* TASK GOAL: Do not copy the pictures; transcribe all other material exactly.

-- Begin --

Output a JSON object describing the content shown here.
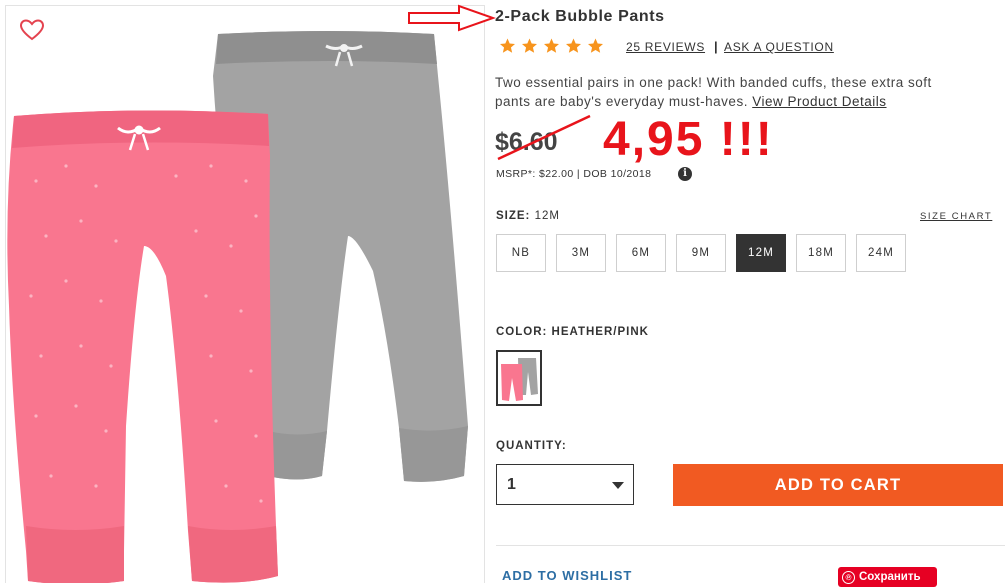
{
  "product": {
    "title": "2-Pack Bubble Pants",
    "rating_stars": 5,
    "reviews_link": "25 REVIEWS",
    "separator": "|",
    "ask_link": "ASK A QUESTION",
    "description": "Two essential pairs in one pack! With banded cuffs, these extra soft pants are baby's everyday must-haves.",
    "details_link": "View Product Details"
  },
  "price": {
    "old": "$6.60",
    "new": "4,95 !!!",
    "msrp": "MSRP*: $22.00 | DOB 10/2018",
    "info_glyph": "i"
  },
  "size": {
    "label": "SIZE:",
    "selected": "12M",
    "chart_link": "SIZE CHART",
    "options": [
      "NB",
      "3M",
      "6M",
      "9M",
      "12M",
      "18M",
      "24M"
    ]
  },
  "color": {
    "label": "COLOR: HEATHER/PINK"
  },
  "quantity": {
    "label": "QUANTITY:",
    "value": "1"
  },
  "actions": {
    "add_to_cart": "ADD TO CART",
    "add_to_wishlist": "ADD TO WISHLIST",
    "pinterest": "Сохранить",
    "pinterest_glyph": "℗"
  },
  "colors": {
    "accent": "#f15a22",
    "annotation": "#e8141b",
    "link": "#2d6ea4",
    "pink_pant": "#f9768f",
    "gray_pant": "#a3a3a3",
    "star": "#f7941d"
  },
  "icons": {
    "favorite": "heart-outline-icon",
    "star": "star-icon",
    "arrow": "red-arrow-annotation"
  }
}
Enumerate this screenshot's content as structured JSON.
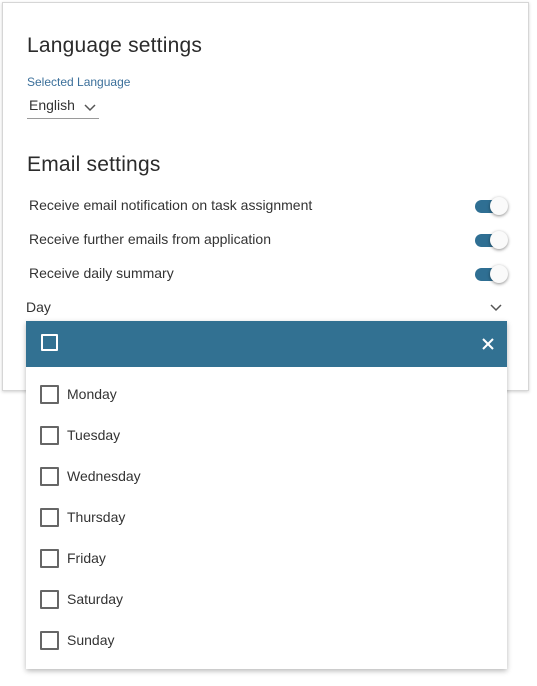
{
  "language": {
    "title": "Language settings",
    "selected_label": "Selected Language",
    "selected_value": "English"
  },
  "email": {
    "title": "Email settings",
    "toggles": [
      {
        "label": "Receive email notification on task assignment",
        "on": true
      },
      {
        "label": "Receive further emails from application",
        "on": true
      },
      {
        "label": "Receive daily summary",
        "on": true
      }
    ],
    "day_select": {
      "value": "Day"
    }
  },
  "dropdown": {
    "options": [
      {
        "label": "Monday",
        "checked": false
      },
      {
        "label": "Tuesday",
        "checked": false
      },
      {
        "label": "Wednesday",
        "checked": false
      },
      {
        "label": "Thursday",
        "checked": false
      },
      {
        "label": "Friday",
        "checked": false
      },
      {
        "label": "Saturday",
        "checked": false
      },
      {
        "label": "Sunday",
        "checked": false
      }
    ]
  },
  "colors": {
    "accent": "#327192",
    "label_blue": "#3b6f9a",
    "toggle_on": "#2f6f93"
  }
}
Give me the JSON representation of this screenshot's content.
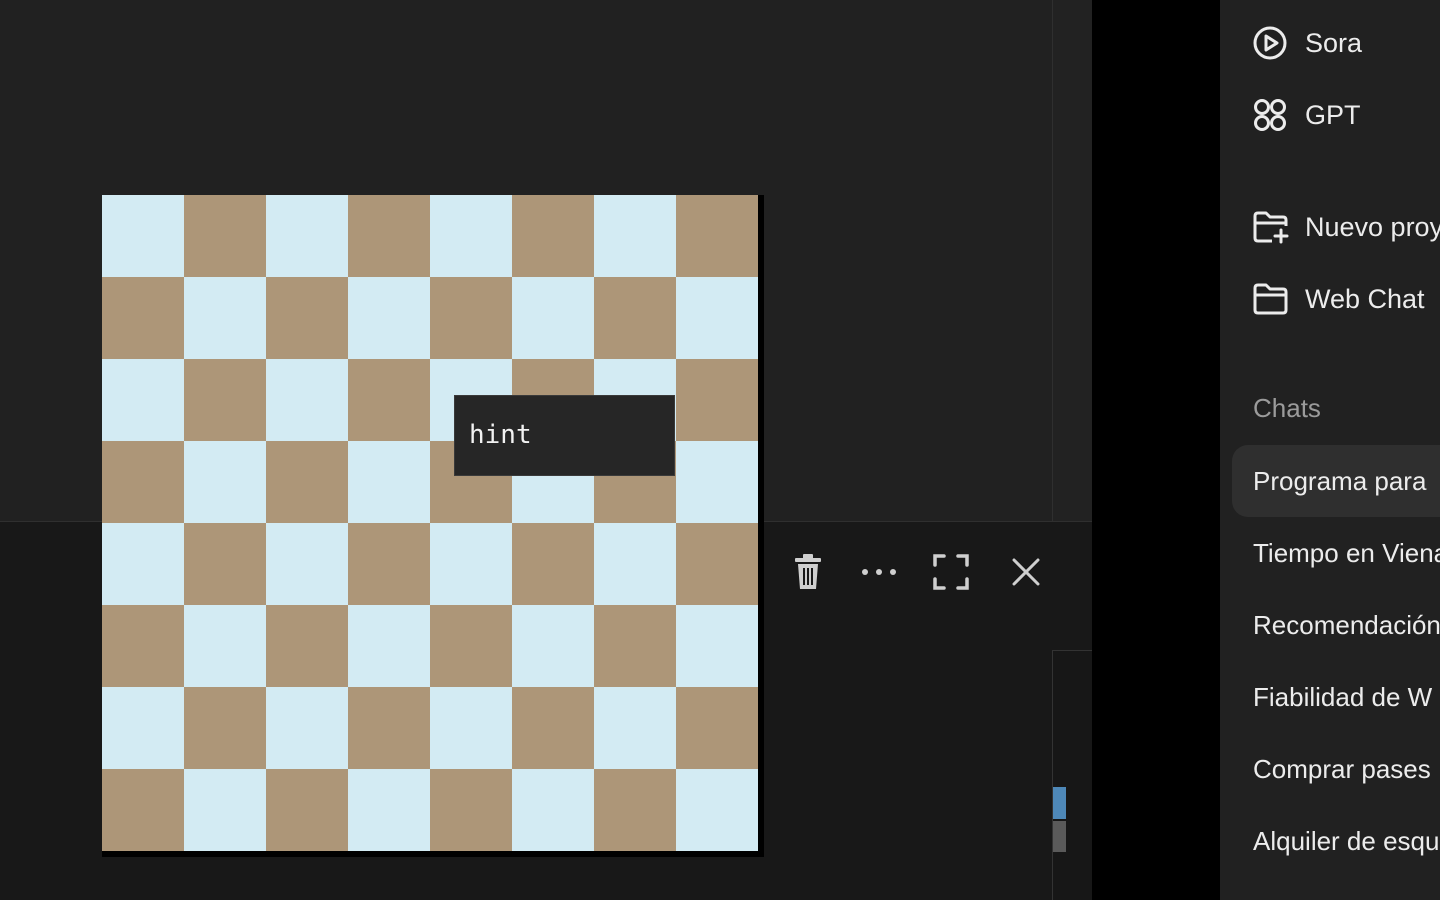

-- End --

* OUTPUT FOR THIS EXERCISE:
Output a JSON object describing the content shown here.
{
  "product": {
    "title": "2-Pack Bubble Pants",
    "rating_stars": 5,
    "reviews_link": "25 REVIEWS",
    "separator": "|",
    "ask_link": "ASK A QUESTION",
    "description": "Two essential pairs in one pack! With banded cuffs, these extra soft pants are baby's everyday must-haves.",
    "details_link": "View Product Details"
  },
  "price": {
    "old": "$6.60",
    "new": "4,95 !!!",
    "msrp": "MSRP*: $22.00 | DOB 10/2018",
    "info_glyph": "i"
  },
  "size": {
    "label": "SIZE:",
    "selected": "12M",
    "chart_link": "SIZE CHART",
    "options": [
      "NB",
      "3M",
      "6M",
      "9M",
      "12M",
      "18M",
      "24M"
    ]
  },
  "color": {
    "label": "COLOR: HEATHER/PINK"
  },
  "quantity": {
    "label": "QUANTITY:",
    "value": "1"
  },
  "actions": {
    "add_to_cart": "ADD TO CART",
    "add_to_wishlist": "ADD TO WISHLIST",
    "pinterest": "Сохранить",
    "pinterest_glyph": "℗"
  },
  "colors": {
    "accent": "#f15a22",
    "annotation": "#e8141b",
    "link": "#2d6ea4",
    "pink_pant": "#f9768f",
    "gray_pant": "#a3a3a3",
    "star": "#f7941d"
  },
  "icons": {
    "favorite": "heart-outline-icon",
    "star": "star-icon",
    "arrow": "red-arrow-annotation"
  }
}
Enumerate this screenshot's content as structured JSON.
{
  "language": {
    "title": "Language settings",
    "selected_label": "Selected Language",
    "selected_value": "English"
  },
  "email": {
    "title": "Email settings",
    "toggles": [
      {
        "label": "Receive email notification on task assignment",
        "on": true
      },
      {
        "label": "Receive further emails from application",
        "on": true
      },
      {
        "label": "Receive daily summary",
        "on": true
      }
    ],
    "day_select": {
      "value": "Day"
    }
  },
  "dropdown": {
    "options": [
      {
        "label": "Monday",
        "checked": false
      },
      {
        "label": "Tuesday",
        "checked": false
      },
      {
        "label": "Wednesday",
        "checked": false
      },
      {
        "label": "Thursday",
        "checked": false
      },
      {
        "label": "Friday",
        "checked": false
      },
      {
        "label": "Saturday",
        "checked": false
      },
      {
        "label": "Sunday",
        "checked": false
      }
    ]
  },
  "colors": {
    "accent": "#327192",
    "label_blue": "#3b6f9a",
    "toggle_on": "#2f6f93"
  }
}
Give me the JSON representation of this screenshot's content.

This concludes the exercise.